## start DATASET CONTENT
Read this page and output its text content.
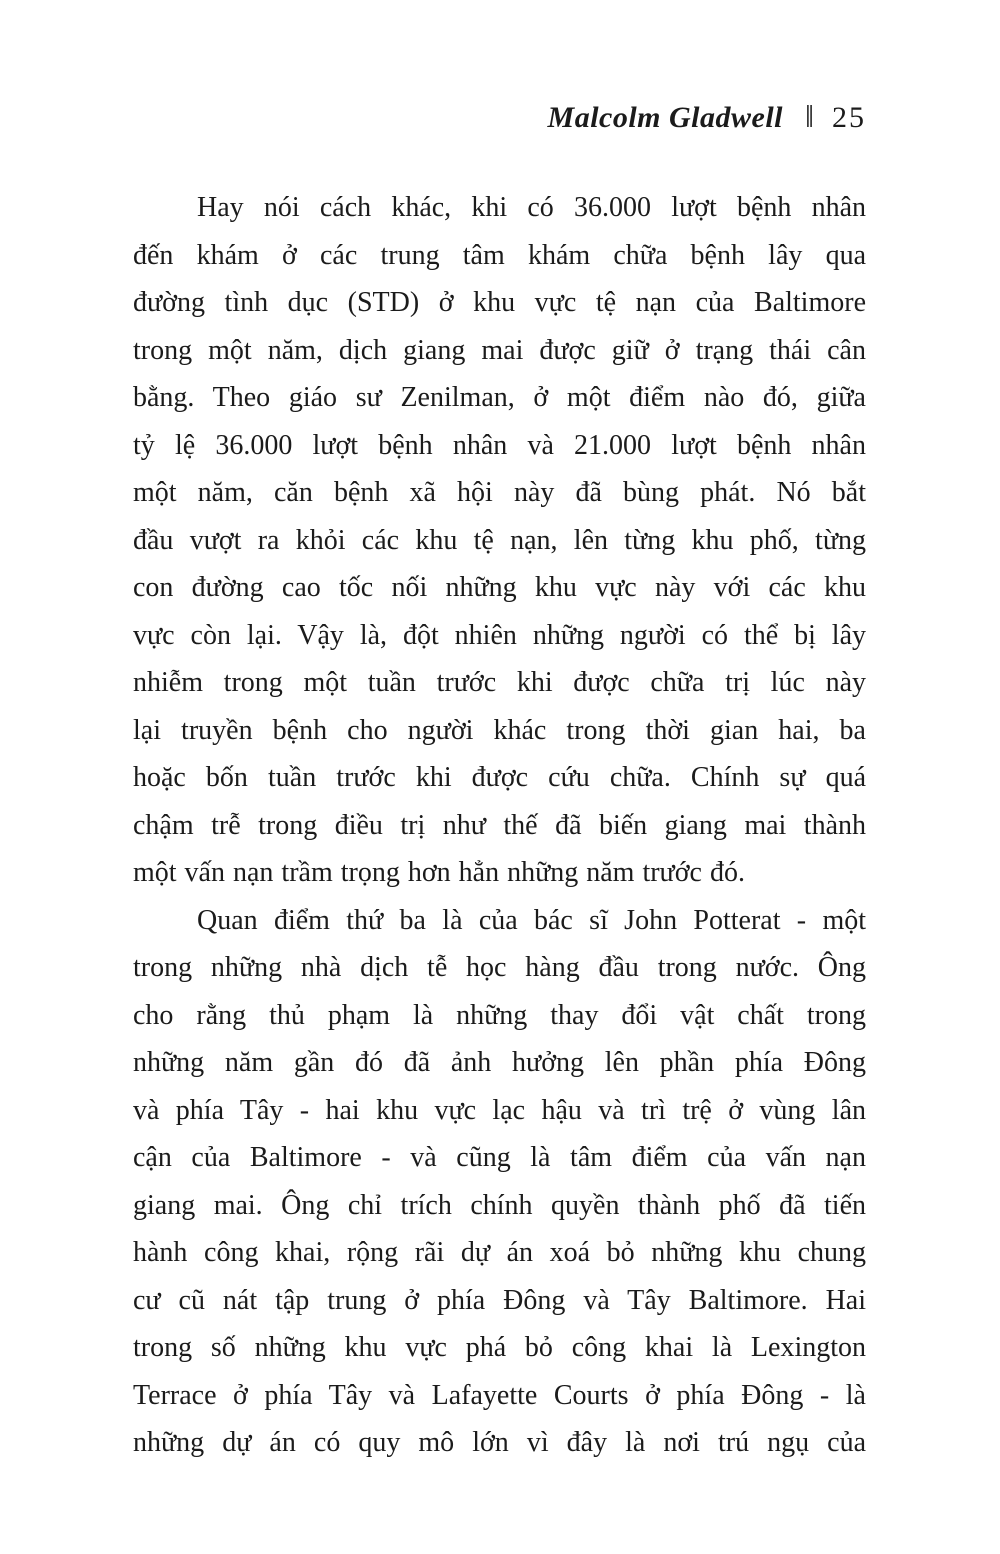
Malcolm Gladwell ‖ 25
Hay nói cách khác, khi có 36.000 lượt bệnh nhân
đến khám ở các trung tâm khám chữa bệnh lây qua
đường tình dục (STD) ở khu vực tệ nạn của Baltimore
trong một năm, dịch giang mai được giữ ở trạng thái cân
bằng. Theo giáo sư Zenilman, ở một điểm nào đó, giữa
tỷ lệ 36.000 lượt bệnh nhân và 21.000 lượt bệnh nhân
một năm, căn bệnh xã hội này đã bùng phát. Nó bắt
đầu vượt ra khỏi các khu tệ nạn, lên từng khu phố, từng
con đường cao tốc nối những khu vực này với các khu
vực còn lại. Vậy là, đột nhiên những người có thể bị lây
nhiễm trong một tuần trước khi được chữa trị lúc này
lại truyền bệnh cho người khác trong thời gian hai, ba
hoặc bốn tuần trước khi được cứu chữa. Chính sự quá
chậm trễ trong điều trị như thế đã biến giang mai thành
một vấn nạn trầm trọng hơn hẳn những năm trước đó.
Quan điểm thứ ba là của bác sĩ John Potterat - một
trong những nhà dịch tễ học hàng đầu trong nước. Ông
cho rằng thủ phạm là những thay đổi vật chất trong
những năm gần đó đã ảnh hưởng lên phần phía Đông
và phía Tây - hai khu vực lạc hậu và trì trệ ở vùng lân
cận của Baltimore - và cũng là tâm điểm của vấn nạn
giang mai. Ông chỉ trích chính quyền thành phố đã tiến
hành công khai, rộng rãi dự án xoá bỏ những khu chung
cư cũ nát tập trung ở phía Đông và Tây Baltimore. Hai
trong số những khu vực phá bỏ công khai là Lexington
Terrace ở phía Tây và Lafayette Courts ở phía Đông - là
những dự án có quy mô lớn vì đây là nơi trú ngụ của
## end DATASET CONTENT
## start DATASET CONTENT
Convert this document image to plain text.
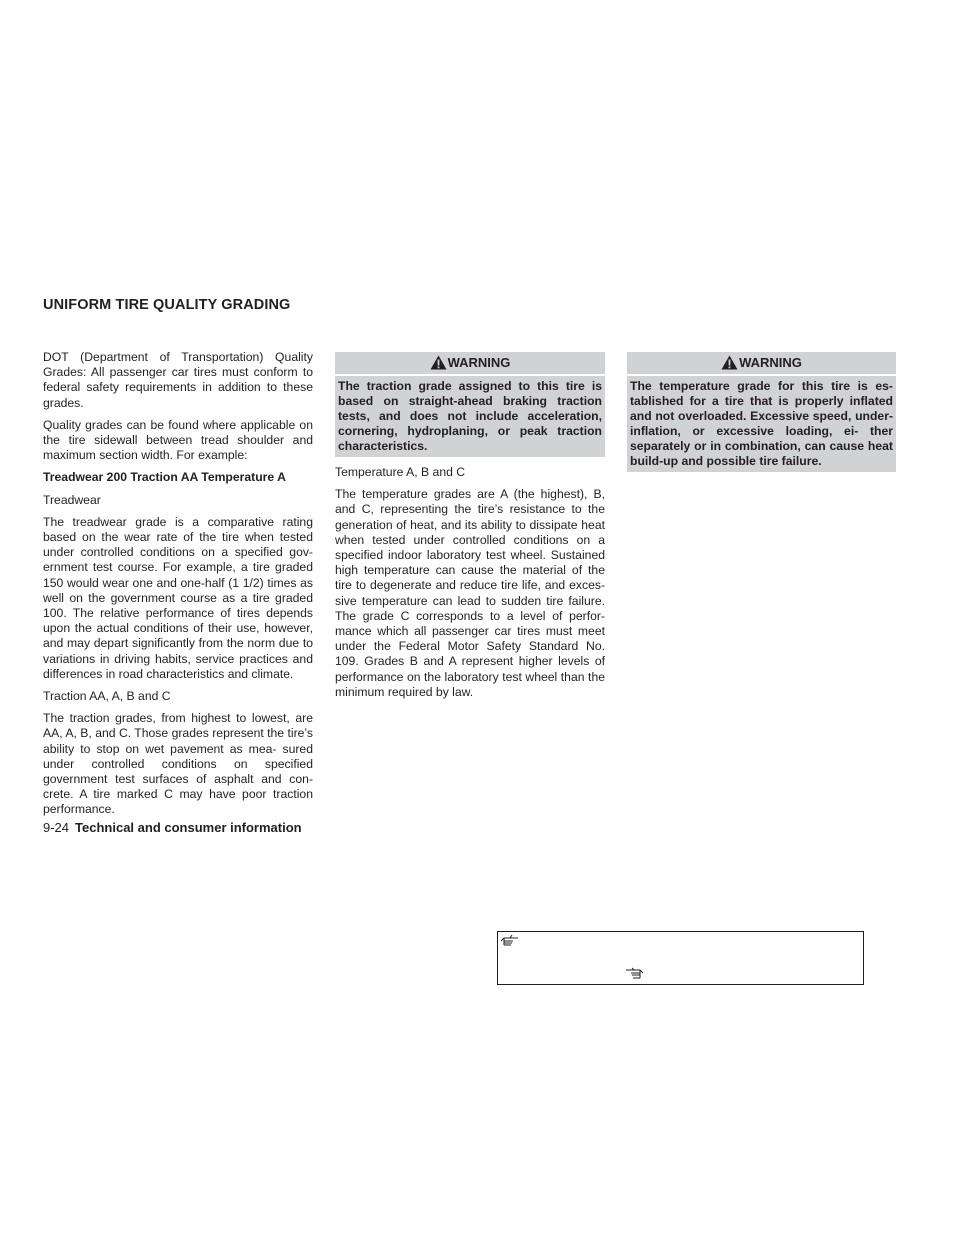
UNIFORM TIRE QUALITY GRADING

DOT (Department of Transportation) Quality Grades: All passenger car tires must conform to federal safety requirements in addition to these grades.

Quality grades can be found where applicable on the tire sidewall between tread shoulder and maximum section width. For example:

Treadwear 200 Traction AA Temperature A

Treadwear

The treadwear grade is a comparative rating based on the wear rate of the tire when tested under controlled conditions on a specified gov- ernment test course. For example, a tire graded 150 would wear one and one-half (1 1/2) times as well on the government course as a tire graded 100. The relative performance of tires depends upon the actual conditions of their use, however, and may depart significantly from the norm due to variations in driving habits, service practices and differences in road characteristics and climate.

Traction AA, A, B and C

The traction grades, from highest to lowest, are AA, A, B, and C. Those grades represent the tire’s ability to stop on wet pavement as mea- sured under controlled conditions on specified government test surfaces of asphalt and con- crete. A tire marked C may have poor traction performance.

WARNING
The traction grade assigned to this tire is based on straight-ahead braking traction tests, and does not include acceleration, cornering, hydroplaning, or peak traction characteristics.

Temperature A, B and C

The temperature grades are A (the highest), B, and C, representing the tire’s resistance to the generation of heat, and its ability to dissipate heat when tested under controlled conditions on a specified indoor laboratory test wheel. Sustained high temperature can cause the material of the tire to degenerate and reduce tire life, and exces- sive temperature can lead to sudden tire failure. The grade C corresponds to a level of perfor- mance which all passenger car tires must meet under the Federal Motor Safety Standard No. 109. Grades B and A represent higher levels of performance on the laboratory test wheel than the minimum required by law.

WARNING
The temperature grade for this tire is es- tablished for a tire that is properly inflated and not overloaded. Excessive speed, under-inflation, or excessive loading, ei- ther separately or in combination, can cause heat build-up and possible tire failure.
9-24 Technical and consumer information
## end DATASET CONTENT
State how many lines of the listing above hold the word "bệnh", with nothing but the number.

» SOLUTION FOR THIS TASK
5